**Recorded data:**

══════════

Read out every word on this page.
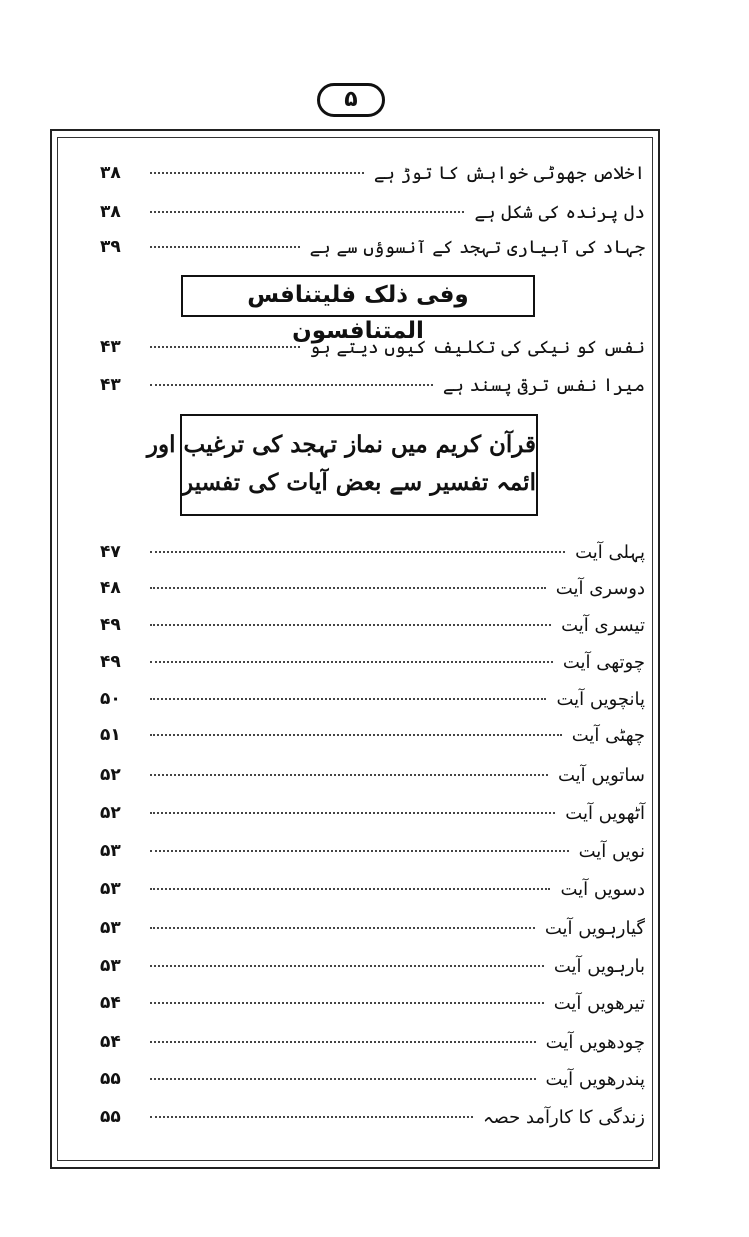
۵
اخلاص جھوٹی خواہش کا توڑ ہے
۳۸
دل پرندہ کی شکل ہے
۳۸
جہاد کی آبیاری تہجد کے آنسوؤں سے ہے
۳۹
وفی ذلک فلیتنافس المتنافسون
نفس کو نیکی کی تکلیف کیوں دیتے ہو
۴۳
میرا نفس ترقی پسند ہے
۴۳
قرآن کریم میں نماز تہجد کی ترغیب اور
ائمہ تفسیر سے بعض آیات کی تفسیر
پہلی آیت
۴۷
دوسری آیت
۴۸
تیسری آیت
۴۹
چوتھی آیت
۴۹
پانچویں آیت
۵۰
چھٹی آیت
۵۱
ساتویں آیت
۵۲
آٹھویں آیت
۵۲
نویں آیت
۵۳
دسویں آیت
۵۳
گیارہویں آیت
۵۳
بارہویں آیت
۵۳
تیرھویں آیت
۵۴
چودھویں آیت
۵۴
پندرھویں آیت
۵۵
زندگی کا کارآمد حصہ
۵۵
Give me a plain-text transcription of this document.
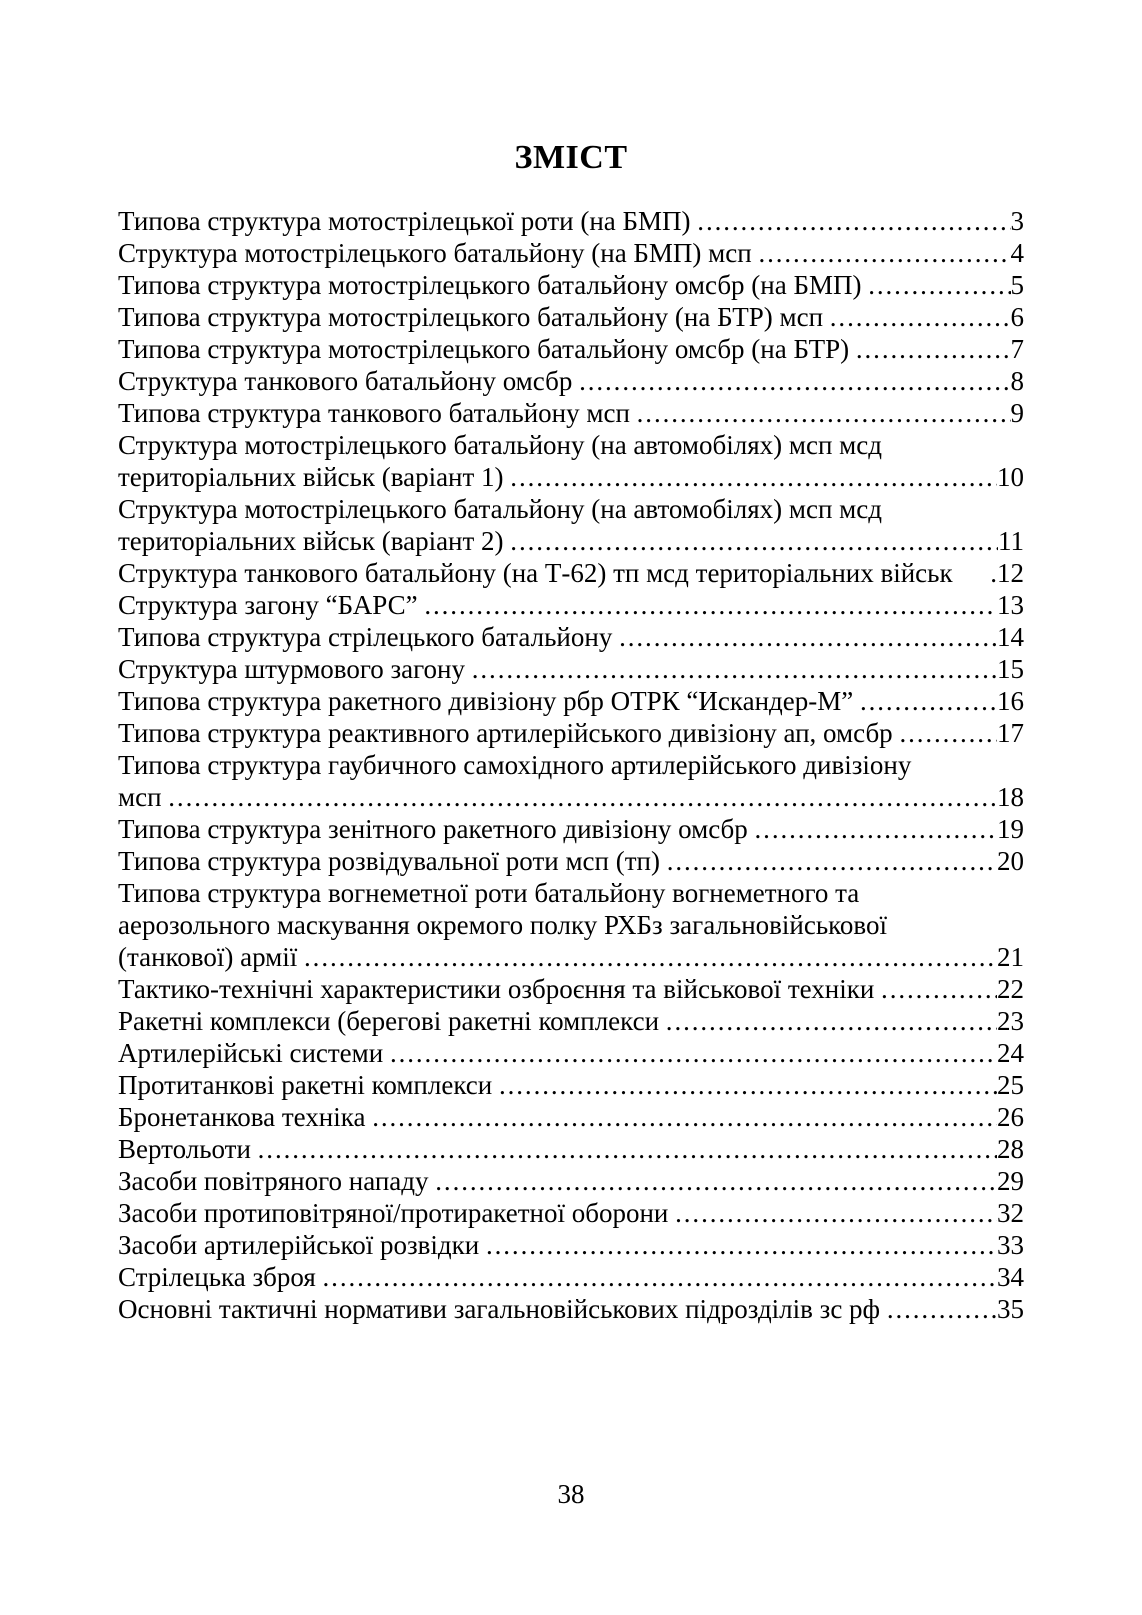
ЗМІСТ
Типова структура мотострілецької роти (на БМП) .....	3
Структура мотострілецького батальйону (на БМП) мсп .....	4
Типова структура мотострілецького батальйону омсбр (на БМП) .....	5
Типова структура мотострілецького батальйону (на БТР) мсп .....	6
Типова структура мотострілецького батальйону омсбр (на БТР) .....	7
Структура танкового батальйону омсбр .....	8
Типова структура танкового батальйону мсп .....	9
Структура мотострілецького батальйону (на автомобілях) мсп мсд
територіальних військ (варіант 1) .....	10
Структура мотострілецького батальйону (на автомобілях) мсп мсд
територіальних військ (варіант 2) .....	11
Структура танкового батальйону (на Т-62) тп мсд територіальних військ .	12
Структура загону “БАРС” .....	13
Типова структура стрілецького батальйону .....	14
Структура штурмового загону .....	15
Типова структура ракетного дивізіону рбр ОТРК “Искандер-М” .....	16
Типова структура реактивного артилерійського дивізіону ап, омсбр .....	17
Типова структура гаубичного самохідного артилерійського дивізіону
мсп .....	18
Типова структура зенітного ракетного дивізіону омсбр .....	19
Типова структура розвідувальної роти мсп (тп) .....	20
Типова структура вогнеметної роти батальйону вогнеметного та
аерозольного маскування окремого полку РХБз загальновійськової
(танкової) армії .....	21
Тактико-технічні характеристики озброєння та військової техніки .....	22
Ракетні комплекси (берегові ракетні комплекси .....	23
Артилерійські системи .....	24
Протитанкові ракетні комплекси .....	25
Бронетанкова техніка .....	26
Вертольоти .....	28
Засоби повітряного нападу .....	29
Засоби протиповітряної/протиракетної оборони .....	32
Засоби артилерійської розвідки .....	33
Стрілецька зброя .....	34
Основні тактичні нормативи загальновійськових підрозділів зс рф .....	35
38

══════════

**JOB:** Using the material above, gather every line that includes "омсбр".

**SOLUTION TO THIS EXERCISE:**
Типова структура мотострілецького батальйону омсбр (на БМП) .....	5
Типова структура мотострілецького батальйону омсбр (на БТР) .....	7
Структура танкового батальйону омсбр .....	8
Типова структура реактивного артилерійського дивізіону ап, омсбр .....	17
Типова структура зенітного ракетного дивізіону омсбр .....	19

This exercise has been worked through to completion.